Stored items:
◆ ◆ ◆ ◆ ◆

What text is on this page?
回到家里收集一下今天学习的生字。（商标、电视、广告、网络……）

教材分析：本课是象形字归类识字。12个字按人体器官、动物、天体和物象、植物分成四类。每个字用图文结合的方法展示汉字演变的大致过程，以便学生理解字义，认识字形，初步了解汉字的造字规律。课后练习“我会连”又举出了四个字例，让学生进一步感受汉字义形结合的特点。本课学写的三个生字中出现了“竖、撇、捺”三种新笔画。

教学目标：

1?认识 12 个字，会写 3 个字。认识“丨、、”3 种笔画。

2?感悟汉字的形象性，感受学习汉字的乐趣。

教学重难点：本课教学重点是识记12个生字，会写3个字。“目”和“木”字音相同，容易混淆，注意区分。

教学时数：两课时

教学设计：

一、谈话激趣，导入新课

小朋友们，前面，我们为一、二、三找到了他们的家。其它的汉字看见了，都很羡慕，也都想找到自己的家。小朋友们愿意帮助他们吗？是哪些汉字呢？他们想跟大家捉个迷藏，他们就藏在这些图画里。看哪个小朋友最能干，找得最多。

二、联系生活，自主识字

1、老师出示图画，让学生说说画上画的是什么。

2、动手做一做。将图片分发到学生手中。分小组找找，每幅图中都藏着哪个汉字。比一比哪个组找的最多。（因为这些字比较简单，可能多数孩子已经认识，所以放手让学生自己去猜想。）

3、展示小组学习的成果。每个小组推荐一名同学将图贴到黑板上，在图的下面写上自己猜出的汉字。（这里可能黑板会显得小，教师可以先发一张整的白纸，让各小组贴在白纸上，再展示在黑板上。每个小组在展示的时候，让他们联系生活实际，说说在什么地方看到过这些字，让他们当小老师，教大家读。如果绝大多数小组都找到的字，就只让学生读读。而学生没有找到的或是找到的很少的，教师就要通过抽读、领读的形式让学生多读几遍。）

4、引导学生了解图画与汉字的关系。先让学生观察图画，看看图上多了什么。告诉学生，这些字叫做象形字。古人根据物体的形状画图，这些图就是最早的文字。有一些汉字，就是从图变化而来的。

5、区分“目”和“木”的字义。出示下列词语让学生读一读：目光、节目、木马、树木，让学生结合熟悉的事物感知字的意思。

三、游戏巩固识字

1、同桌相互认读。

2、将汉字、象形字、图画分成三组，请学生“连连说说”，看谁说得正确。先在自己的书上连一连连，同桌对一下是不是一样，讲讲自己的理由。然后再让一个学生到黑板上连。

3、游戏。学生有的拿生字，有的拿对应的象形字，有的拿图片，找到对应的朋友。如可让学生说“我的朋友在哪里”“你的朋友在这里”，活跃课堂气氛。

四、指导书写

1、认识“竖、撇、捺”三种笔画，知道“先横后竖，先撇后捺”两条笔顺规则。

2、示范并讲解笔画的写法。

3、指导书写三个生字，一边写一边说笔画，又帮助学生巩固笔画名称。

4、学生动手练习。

◆ ◆ ◆ ◆ ◆

◆ WHAT YOU HAVE TO DO: Write out the entire listing exactly.

◆ COMPLETE OUTPUT:
What text is on this page?
回到家里收集一下今天学习的生字。（商标、电视、广告、网络……）

教材分析：本课是象形字归类识字。12个字按人体器官、动物、天体和物象、植物分成四类。每个字用图文结合的方法展示汉字演变的大致过程，以便学生理解字义，认识字形，初步了解汉字的造字规律。课后练习“我会连”又举出了四个字例，让学生进一步感受汉字义形结合的特点。本课学写的三个生字中出现了“竖、撇、捺”三种新笔画。

教学目标：

1?认识 12 个字，会写 3 个字。认识“丨、、”3 种笔画。

2?感悟汉字的形象性，感受学习汉字的乐趣。

教学重难点：本课教学重点是识记12个生字，会写3个字。“目”和“木”字音相同，容易混淆，注意区分。

教学时数：两课时

教学设计：

一、谈话激趣，导入新课

小朋友们，前面，我们为一、二、三找到了他们的家。其它的汉字看见了，都很羡慕，也都想找到自己的家。小朋友们愿意帮助他们吗？是哪些汉字呢？他们想跟大家捉个迷藏，他们就藏在这些图画里。看哪个小朋友最能干，找得最多。

二、联系生活，自主识字

1、老师出示图画，让学生说说画上画的是什么。

2、动手做一做。将图片分发到学生手中。分小组找找，每幅图中都藏着哪个汉字。比一比哪个组找的最多。（因为这些字比较简单，可能多数孩子已经认识，所以放手让学生自己去猜想。）

3、展示小组学习的成果。每个小组推荐一名同学将图贴到黑板上，在图的下面写上自己猜出的汉字。（这里可能黑板会显得小，教师可以先发一张整的白纸，让各小组贴在白纸上，再展示在黑板上。每个小组在展示的时候，让他们联系生活实际，说说在什么地方看到过这些字，让他们当小老师，教大家读。如果绝大多数小组都找到的字，就只让学生读读。而学生没有找到的或是找到的很少的，教师就要通过抽读、领读的形式让学生多读几遍。）

4、引导学生了解图画与汉字的关系。先让学生观察图画，看看图上多了什么。告诉学生，这些字叫做象形字。古人根据物体的形状画图，这些图就是最早的文字。有一些汉字，就是从图变化而来的。

5、区分“目”和“木”的字义。出示下列词语让学生读一读：目光、节目、木马、树木，让学生结合熟悉的事物感知字的意思。

三、游戏巩固识字

1、同桌相互认读。

2、将汉字、象形字、图画分成三组，请学生“连连说说”，看谁说得正确。先在自己的书上连一连连，同桌对一下是不是一样，讲讲自己的理由。然后再让一个学生到黑板上连。

3、游戏。学生有的拿生字，有的拿对应的象形字，有的拿图片，找到对应的朋友。如可让学生说“我的朋友在哪里”“你的朋友在这里”，活跃课堂气氛。

四、指导书写

1、认识“竖、撇、捺”三种笔画，知道“先横后竖，先撇后捺”两条笔顺规则。

2、示范并讲解笔画的写法。

3、指导书写三个生字，一边写一边说笔画，又帮助学生巩固笔画名称。

4、学生动手练习。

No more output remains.